── SOURCE RECORDS

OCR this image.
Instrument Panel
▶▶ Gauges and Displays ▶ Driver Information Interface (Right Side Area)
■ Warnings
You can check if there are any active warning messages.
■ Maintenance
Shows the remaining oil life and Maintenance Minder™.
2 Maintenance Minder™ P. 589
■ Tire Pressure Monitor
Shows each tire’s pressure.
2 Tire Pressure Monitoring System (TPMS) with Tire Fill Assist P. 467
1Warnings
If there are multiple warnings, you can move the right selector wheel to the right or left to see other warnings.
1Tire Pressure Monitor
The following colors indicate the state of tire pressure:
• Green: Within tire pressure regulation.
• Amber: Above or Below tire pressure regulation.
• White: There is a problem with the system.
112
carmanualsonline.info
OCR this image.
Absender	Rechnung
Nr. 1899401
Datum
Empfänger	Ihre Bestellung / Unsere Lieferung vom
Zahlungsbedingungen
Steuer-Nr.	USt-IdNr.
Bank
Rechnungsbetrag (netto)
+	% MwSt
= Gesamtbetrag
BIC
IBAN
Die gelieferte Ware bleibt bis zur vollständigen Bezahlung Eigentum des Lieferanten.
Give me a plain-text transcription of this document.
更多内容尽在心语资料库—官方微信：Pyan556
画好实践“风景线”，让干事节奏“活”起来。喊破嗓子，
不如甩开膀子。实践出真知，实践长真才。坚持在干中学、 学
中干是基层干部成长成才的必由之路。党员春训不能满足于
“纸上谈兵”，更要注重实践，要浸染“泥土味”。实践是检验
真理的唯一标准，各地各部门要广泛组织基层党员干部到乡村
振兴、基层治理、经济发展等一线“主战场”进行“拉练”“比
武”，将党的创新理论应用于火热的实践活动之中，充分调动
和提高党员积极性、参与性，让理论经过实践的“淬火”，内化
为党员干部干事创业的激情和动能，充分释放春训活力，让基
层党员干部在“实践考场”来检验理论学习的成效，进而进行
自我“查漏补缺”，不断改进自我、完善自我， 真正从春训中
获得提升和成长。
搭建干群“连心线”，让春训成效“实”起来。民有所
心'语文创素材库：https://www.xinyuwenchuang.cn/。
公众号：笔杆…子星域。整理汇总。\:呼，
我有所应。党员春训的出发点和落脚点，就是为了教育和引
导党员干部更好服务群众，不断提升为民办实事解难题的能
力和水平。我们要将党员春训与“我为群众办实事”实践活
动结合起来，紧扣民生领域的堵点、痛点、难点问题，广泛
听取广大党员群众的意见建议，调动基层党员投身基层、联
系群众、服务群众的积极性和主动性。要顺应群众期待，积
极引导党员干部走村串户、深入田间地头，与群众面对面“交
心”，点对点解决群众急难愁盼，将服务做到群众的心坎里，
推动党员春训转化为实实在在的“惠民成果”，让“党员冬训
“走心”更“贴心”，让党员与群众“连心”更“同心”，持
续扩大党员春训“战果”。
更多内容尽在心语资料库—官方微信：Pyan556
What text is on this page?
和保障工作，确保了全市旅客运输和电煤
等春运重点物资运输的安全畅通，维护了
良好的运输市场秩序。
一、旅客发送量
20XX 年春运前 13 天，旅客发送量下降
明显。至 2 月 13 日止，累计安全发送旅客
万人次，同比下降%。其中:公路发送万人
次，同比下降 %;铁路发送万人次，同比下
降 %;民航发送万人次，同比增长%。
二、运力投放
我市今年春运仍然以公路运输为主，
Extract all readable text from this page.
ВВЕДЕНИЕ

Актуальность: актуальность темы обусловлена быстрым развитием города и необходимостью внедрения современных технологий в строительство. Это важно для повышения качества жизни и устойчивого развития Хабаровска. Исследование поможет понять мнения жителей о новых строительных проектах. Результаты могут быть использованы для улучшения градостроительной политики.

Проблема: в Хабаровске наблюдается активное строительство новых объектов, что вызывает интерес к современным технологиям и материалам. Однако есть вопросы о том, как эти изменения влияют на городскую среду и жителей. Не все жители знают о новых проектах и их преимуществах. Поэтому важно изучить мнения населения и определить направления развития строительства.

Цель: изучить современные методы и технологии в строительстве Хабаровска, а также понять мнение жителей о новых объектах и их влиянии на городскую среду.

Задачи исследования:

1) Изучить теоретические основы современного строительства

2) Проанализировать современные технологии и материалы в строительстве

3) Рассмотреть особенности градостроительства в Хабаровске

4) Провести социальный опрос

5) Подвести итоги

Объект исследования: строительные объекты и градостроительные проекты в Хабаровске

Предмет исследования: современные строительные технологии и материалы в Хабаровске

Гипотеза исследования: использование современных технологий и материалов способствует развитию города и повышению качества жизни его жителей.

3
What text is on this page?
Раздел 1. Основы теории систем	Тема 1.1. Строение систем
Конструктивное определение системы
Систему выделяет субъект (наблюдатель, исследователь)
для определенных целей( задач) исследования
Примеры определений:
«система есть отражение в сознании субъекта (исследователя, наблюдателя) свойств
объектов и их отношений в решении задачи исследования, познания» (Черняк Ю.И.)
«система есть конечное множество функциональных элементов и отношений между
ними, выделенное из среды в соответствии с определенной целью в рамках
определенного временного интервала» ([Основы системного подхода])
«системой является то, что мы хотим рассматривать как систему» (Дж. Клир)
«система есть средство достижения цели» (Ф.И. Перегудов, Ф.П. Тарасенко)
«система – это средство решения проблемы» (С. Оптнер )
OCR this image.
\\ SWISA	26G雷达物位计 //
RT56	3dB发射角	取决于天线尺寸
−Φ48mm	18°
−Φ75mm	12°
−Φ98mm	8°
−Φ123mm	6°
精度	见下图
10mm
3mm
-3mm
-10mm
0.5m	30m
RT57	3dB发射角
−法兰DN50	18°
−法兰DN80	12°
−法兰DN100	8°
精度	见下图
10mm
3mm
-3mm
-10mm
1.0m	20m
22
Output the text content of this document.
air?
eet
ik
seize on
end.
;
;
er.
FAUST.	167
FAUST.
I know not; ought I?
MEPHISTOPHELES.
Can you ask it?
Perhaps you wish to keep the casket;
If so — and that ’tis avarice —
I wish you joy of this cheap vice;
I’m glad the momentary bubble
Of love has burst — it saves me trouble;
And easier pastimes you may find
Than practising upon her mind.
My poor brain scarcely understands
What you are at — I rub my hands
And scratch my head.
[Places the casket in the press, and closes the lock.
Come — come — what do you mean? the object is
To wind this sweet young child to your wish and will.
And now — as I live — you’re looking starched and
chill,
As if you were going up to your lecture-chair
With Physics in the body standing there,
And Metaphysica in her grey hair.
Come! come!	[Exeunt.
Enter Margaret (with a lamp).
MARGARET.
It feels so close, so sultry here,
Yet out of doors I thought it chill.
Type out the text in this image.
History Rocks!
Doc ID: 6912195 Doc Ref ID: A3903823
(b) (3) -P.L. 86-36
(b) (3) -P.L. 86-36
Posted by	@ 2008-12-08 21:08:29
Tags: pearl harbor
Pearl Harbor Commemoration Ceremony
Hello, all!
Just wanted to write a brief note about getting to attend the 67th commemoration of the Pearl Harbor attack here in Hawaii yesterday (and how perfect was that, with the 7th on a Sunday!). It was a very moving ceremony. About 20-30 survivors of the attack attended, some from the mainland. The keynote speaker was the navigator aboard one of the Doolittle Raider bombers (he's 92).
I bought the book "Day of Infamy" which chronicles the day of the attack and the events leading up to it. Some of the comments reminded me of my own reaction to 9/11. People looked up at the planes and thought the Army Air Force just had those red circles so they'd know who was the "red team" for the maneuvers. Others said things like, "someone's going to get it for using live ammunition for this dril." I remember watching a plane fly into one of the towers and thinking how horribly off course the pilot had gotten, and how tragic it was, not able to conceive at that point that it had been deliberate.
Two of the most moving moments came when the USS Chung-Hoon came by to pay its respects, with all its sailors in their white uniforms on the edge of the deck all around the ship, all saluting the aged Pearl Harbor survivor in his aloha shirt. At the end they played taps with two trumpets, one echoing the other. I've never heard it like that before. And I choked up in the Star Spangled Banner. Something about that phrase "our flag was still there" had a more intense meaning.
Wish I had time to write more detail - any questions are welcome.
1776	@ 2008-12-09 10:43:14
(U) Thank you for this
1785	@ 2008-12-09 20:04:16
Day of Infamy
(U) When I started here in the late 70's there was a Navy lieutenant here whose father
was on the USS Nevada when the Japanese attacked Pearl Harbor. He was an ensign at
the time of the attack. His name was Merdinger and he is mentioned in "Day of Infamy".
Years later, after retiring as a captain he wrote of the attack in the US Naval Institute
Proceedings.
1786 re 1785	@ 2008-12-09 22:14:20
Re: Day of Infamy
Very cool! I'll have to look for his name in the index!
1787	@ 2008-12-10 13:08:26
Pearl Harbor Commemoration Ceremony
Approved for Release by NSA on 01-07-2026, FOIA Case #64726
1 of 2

────

EXERCISE DESCRIPTION -
Lines containing the string "casket" should be counted; reply with their number and nothing more.

THE COMPLETED TASK -
2